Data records
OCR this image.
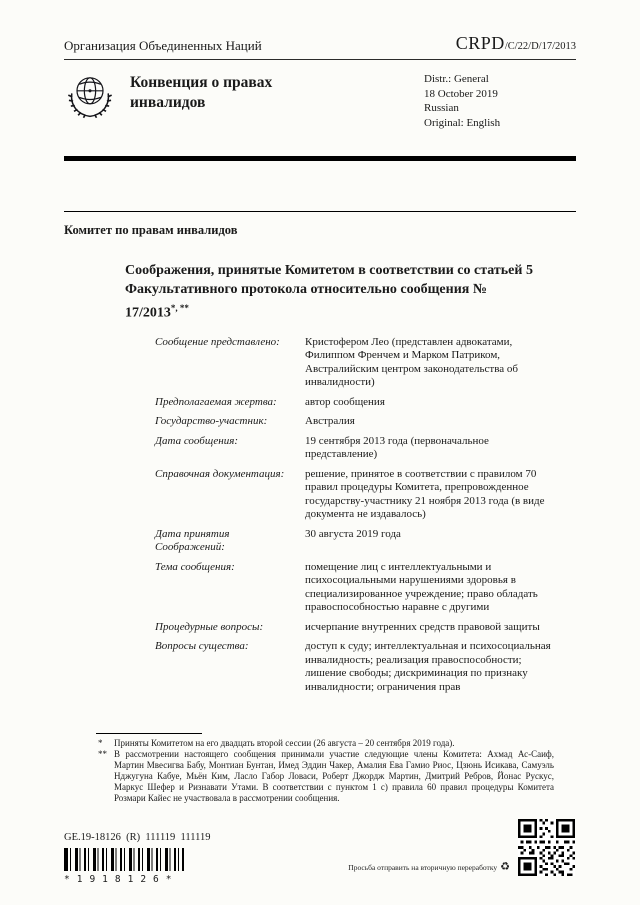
Организация Объединенных Наций	CRPD/C/22/D/17/2013
Конвенция о правах инвалидов
Distr.: General
18 October 2019
Russian
Original: English
Комитет по правам инвалидов
Соображения, принятые Комитетом в соответствии со статьей 5 Факультативного протокола относительно сообщения № 17/2013*, **
Сообщение представлено:	Кристофером Лео (представлен адвокатами, Филиппом Френчем и Марком Патриком, Австралийским центром законодательства об инвалидности)
Предполагаемая жертва:	автор сообщения
Государство-участник:	Австралия
Дата сообщения:	19 сентября 2013 года (первоначальное представление)
Справочная документация:	решение, принятое в соответствии с правилом 70 правил процедуры Комитета, препровожденное государству-участнику 21 ноября 2013 года (в виде документа не издавалось)
Дата принятия Соображений:
30 августа 2019 года
Тема сообщения:	помещение лиц с интеллектуальными и психосоциальными нарушениями здоровья в специализированное учреждение; право обладать правоспособностью наравне с другими
Процедурные вопросы:	исчерпание внутренних средств правовой защиты
Вопросы существа:	доступ к суду; интеллектуальная и психосоциальная инвалидность; реализация правоспособности; лишение свободы; дискриминация по признаку инвалидности; ограничения прав
*	Приняты Комитетом на его двадцать второй сессии (26 августа – 20 сентября 2019 года).
** В рассмотрении настоящего сообщения принимали участие следующие члены Комитета: Ахмад Ас-Саиф, Мартин Мвесигва Бабу, Монтиан Бунтан, Имед Эддин Чакер, Амалия Ева Гамио Риос, Цзюнь Исикава, Самуэль Нджугуна Кабуе, Мьён Ким, Ласло Габор Ловаси, Роберт Джордж Мартин, Дмитрий Ребров, Йонас Рускус, Маркус Шефер и Ризнавати Утами. В соответствии с пунктом 1 с) правила 60 правил процедуры Комитета Розмари Кайес не участвовала в рассмотрении сообщения.
GE.19-18126  (R)  111119  111119
*1918126*
Просьба отправить на вторичную переработку ♻
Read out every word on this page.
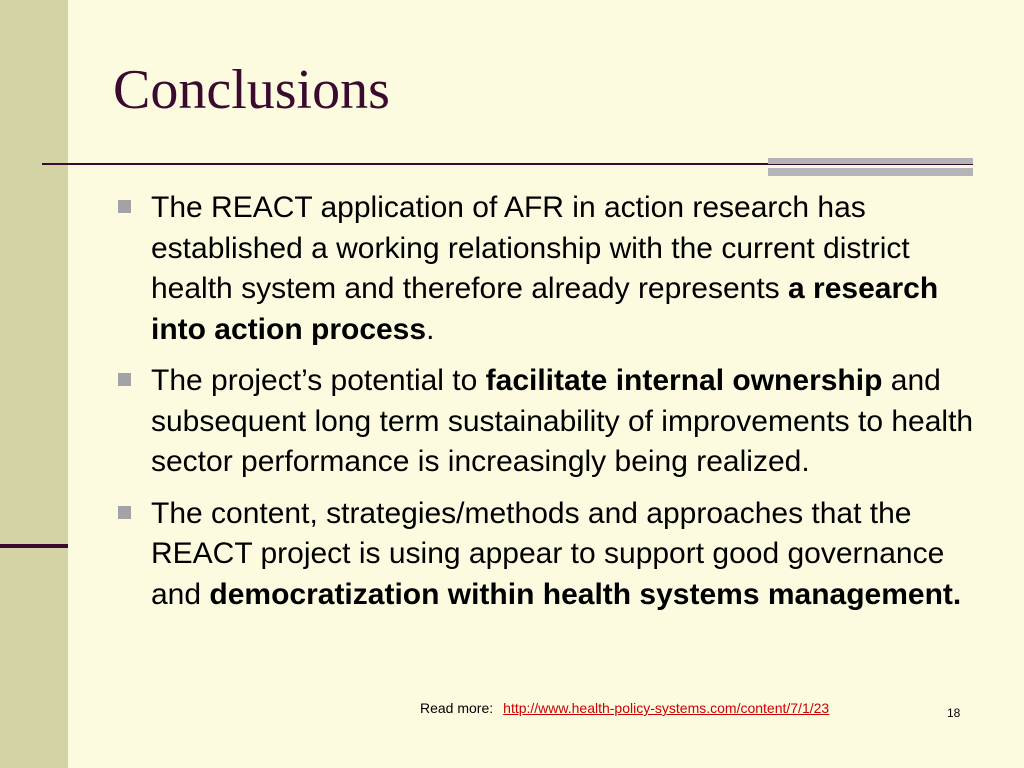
Conclusions
The REACT application of AFR in action research has established a working relationship with the current district health system and therefore already represents a research into action process.
The project’s potential to facilitate internal ownership and subsequent long term sustainability of improvements to health sector performance is increasingly being realized.
The content, strategies/methods and approaches that the REACT project is using appear to support good governance and democratization within health systems management.
Read more: http://www.health-policy-systems.com/content/7/1/23	18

- What is required
Write out each line again precisely as it appears, skipping every picture.

- Finished task
OCR this image.
Организация Объединенных Наций	CRPD/C/22/D/17/2013
Конвенция о правах инвалидов
Distr.: General
18 October 2019
Russian
Original: English
Комитет по правам инвалидов
Соображения, принятые Комитетом в соответствии со статьей 5 Факультативного протокола относительно сообщения № 17/2013*, **
Сообщение представлено:	Кристофером Лео (представлен адвокатами, Филиппом Френчем и Марком Патриком, Австралийским центром законодательства об инвалидности)
Предполагаемая жертва:	автор сообщения
Государство-участник:	Австралия
Дата сообщения:	19 сентября 2013 года (первоначальное представление)
Справочная документация:	решение, принятое в соответствии с правилом 70 правил процедуры Комитета, препровожденное государству-участнику 21 ноября 2013 года (в виде документа не издавалось)
Дата принятия Соображений:
30 августа 2019 года
Тема сообщения:	помещение лиц с интеллектуальными и психосоциальными нарушениями здоровья в специализированное учреждение; право обладать правоспособностью наравне с другими
Процедурные вопросы:	исчерпание внутренних средств правовой защиты
Вопросы существа:	доступ к суду; интеллектуальная и психосоциальная инвалидность; реализация правоспособности; лишение свободы; дискриминация по признаку инвалидности; ограничения прав
*	Приняты Комитетом на его двадцать второй сессии (26 августа – 20 сентября 2019 года).
** В рассмотрении настоящего сообщения принимали участие следующие члены Комитета: Ахмад Ас-Саиф, Мартин Мвесигва Бабу, Монтиан Бунтан, Имед Эддин Чакер, Амалия Ева Гамио Риос, Цзюнь Исикава, Самуэль Нджугуна Кабуе, Мьён Ким, Ласло Габор Ловаси, Роберт Джордж Мартин, Дмитрий Ребров, Йонас Рускус, Маркус Шефер и Ризнавати Утами. В соответствии с пунктом 1 с) правила 60 правил процедуры Комитета Розмари Кайес не участвовала в рассмотрении сообщения.
GE.19-18126  (R)  111119  111119
*1918126*
Просьба отправить на вторичную переработку ♻
Read out every word on this page.
Conclusions
The REACT application of AFR in action research has established a working relationship with the current district health system and therefore already represents a research into action process.
The project’s potential to facilitate internal ownership and subsequent long term sustainability of improvements to health sector performance is increasingly being realized.
The content, strategies/methods and approaches that the REACT project is using appear to support good governance and democratization within health systems management.
Read more: http://www.health-policy-systems.com/content/7/1/23	18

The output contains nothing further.